→ Brief: Write out every entry exactly as it stands.

→ The data:
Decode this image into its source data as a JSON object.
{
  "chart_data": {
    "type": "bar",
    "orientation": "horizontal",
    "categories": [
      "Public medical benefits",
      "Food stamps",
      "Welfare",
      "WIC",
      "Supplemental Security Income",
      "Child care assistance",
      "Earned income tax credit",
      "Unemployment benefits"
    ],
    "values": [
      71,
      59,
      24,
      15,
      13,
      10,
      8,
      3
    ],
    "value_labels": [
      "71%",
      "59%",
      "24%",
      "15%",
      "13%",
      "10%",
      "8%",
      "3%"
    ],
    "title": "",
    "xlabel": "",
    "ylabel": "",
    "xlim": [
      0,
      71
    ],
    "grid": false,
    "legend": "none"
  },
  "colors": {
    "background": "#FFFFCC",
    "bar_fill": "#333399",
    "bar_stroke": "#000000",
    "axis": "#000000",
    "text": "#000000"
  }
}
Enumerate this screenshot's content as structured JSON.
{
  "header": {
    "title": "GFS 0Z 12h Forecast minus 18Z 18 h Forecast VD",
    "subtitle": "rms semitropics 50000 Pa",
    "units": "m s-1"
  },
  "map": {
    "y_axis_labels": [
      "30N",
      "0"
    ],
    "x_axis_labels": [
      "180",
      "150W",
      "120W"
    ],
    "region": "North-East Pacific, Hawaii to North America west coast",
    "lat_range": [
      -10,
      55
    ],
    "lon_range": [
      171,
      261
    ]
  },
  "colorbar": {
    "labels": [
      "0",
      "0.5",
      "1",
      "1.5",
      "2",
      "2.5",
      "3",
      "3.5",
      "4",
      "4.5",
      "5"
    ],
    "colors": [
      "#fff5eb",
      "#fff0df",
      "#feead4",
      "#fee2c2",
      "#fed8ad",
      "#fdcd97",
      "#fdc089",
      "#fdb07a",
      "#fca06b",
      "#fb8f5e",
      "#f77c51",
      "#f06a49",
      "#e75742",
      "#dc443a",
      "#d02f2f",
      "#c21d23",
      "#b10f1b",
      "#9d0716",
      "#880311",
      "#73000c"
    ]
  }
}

→ Output below:
Decode this image into its source data as a JSON object.
{
  "chart_data": {
    "type": "bar",
    "orientation": "horizontal",
    "categories": [
      "Public medical benefits",
      "Food stamps",
      "Welfare",
      "WIC",
      "Supplemental Security Income",
      "Child care assistance",
      "Earned income tax credit",
      "Unemployment benefits"
    ],
    "values": [
      71,
      59,
      24,
      15,
      13,
      10,
      8,
      3
    ],
    "value_labels": [
      "71%",
      "59%",
      "24%",
      "15%",
      "13%",
      "10%",
      "8%",
      "3%"
    ],
    "title": "",
    "xlabel": "",
    "ylabel": "",
    "xlim": [
      0,
      71
    ],
    "grid": false,
    "legend": "none"
  },
  "colors": {
    "background": "#FFFFCC",
    "bar_fill": "#333399",
    "bar_stroke": "#000000",
    "axis": "#000000",
    "text": "#000000"
  }
}
Enumerate this screenshot's content as structured JSON.
{
  "header": {
    "title": "GFS 0Z 12h Forecast minus 18Z 18 h Forecast VD",
    "subtitle": "rms semitropics 50000 Pa",
    "units": "m s-1"
  },
  "map": {
    "y_axis_labels": [
      "30N",
      "0"
    ],
    "x_axis_labels": [
      "180",
      "150W",
      "120W"
    ],
    "region": "North-East Pacific, Hawaii to North America west coast",
    "lat_range": [
      -10,
      55
    ],
    "lon_range": [
      171,
      261
    ]
  },
  "colorbar": {
    "labels": [
      "0",
      "0.5",
      "1",
      "1.5",
      "2",
      "2.5",
      "3",
      "3.5",
      "4",
      "4.5",
      "5"
    ],
    "colors": [
      "#fff5eb",
      "#fff0df",
      "#feead4",
      "#fee2c2",
      "#fed8ad",
      "#fdcd97",
      "#fdc089",
      "#fdb07a",
      "#fca06b",
      "#fb8f5e",
      "#f77c51",
      "#f06a49",
      "#e75742",
      "#dc443a",
      "#d02f2f",
      "#c21d23",
      "#b10f1b",
      "#9d0716",
      "#880311",
      "#73000c"
    ]
  }
}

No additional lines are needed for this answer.